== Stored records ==
[start]
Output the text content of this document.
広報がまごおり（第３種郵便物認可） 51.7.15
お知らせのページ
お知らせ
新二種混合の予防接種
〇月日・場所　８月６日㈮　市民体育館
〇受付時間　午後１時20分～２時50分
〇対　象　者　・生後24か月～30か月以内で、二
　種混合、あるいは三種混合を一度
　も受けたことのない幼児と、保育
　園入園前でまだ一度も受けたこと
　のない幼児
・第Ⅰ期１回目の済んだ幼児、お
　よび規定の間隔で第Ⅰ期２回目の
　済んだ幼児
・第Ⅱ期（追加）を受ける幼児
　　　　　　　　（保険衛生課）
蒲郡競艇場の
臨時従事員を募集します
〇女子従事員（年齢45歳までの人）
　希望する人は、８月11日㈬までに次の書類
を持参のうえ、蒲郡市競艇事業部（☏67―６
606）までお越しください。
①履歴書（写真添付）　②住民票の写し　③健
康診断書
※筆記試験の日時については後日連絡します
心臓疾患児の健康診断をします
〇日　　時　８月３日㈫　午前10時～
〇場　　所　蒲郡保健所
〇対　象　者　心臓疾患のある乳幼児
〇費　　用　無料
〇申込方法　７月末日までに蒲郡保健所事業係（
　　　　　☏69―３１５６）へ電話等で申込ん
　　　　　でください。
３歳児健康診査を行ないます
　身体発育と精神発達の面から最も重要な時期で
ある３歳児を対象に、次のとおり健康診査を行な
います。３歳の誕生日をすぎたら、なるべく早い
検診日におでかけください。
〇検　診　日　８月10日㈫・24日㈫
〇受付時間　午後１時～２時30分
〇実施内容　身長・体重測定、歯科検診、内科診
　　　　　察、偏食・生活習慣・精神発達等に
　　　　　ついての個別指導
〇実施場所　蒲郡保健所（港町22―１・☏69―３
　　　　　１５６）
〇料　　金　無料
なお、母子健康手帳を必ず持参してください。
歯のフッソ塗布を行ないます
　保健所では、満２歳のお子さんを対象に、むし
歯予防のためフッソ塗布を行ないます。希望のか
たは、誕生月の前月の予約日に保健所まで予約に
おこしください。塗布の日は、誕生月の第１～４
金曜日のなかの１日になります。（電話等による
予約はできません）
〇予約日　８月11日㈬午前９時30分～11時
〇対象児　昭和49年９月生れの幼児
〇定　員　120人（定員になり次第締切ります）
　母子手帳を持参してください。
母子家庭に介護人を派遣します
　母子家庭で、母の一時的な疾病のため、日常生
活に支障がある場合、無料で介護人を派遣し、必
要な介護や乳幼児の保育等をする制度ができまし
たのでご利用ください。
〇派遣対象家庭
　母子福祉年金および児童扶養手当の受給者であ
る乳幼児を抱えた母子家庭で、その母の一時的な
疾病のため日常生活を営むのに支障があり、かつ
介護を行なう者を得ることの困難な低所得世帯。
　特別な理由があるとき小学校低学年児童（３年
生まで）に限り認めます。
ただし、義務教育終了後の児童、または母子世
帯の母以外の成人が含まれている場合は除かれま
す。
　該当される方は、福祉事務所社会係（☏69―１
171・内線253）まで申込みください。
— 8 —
[end]
== What is needed ==
Give back all the data exactly as written.

== Task answer ==
Output the text content of this document.
広報がまごおり（第３種郵便物認可） 51.7.15
お知らせのページ
お知らせ
新二種混合の予防接種
〇月日・場所　８月６日㈮　市民体育館
〇受付時間　午後１時20分～２時50分
〇対　象　者　・生後24か月～30か月以内で、二
　種混合、あるいは三種混合を一度
　も受けたことのない幼児と、保育
　園入園前でまだ一度も受けたこと
　のない幼児
・第Ⅰ期１回目の済んだ幼児、お
　よび規定の間隔で第Ⅰ期２回目の
　済んだ幼児
・第Ⅱ期（追加）を受ける幼児
　　　　　　　　（保険衛生課）
蒲郡競艇場の
臨時従事員を募集します
〇女子従事員（年齢45歳までの人）
　希望する人は、８月11日㈬までに次の書類
を持参のうえ、蒲郡市競艇事業部（☏67―６
606）までお越しください。
①履歴書（写真添付）　②住民票の写し　③健
康診断書
※筆記試験の日時については後日連絡します
心臓疾患児の健康診断をします
〇日　　時　８月３日㈫　午前10時～
〇場　　所　蒲郡保健所
〇対　象　者　心臓疾患のある乳幼児
〇費　　用　無料
〇申込方法　７月末日までに蒲郡保健所事業係（
　　　　　☏69―３１５６）へ電話等で申込ん
　　　　　でください。
３歳児健康診査を行ないます
　身体発育と精神発達の面から最も重要な時期で
ある３歳児を対象に、次のとおり健康診査を行な
います。３歳の誕生日をすぎたら、なるべく早い
検診日におでかけください。
〇検　診　日　８月10日㈫・24日㈫
〇受付時間　午後１時～２時30分
〇実施内容　身長・体重測定、歯科検診、内科診
　　　　　察、偏食・生活習慣・精神発達等に
　　　　　ついての個別指導
〇実施場所　蒲郡保健所（港町22―１・☏69―３
　　　　　１５６）
〇料　　金　無料
なお、母子健康手帳を必ず持参してください。
歯のフッソ塗布を行ないます
　保健所では、満２歳のお子さんを対象に、むし
歯予防のためフッソ塗布を行ないます。希望のか
たは、誕生月の前月の予約日に保健所まで予約に
おこしください。塗布の日は、誕生月の第１～４
金曜日のなかの１日になります。（電話等による
予約はできません）
〇予約日　８月11日㈬午前９時30分～11時
〇対象児　昭和49年９月生れの幼児
〇定　員　120人（定員になり次第締切ります）
　母子手帳を持参してください。
母子家庭に介護人を派遣します
　母子家庭で、母の一時的な疾病のため、日常生
活に支障がある場合、無料で介護人を派遣し、必
要な介護や乳幼児の保育等をする制度ができまし
たのでご利用ください。
〇派遣対象家庭
　母子福祉年金および児童扶養手当の受給者であ
る乳幼児を抱えた母子家庭で、その母の一時的な
疾病のため日常生活を営むのに支障があり、かつ
介護を行なう者を得ることの困難な低所得世帯。
　特別な理由があるとき小学校低学年児童（３年
生まで）に限り認めます。
ただし、義務教育終了後の児童、または母子世
帯の母以外の成人が含まれている場合は除かれま
す。
　該当される方は、福祉事務所社会係（☏69―１
171・内線253）まで申込みください。
— 8 —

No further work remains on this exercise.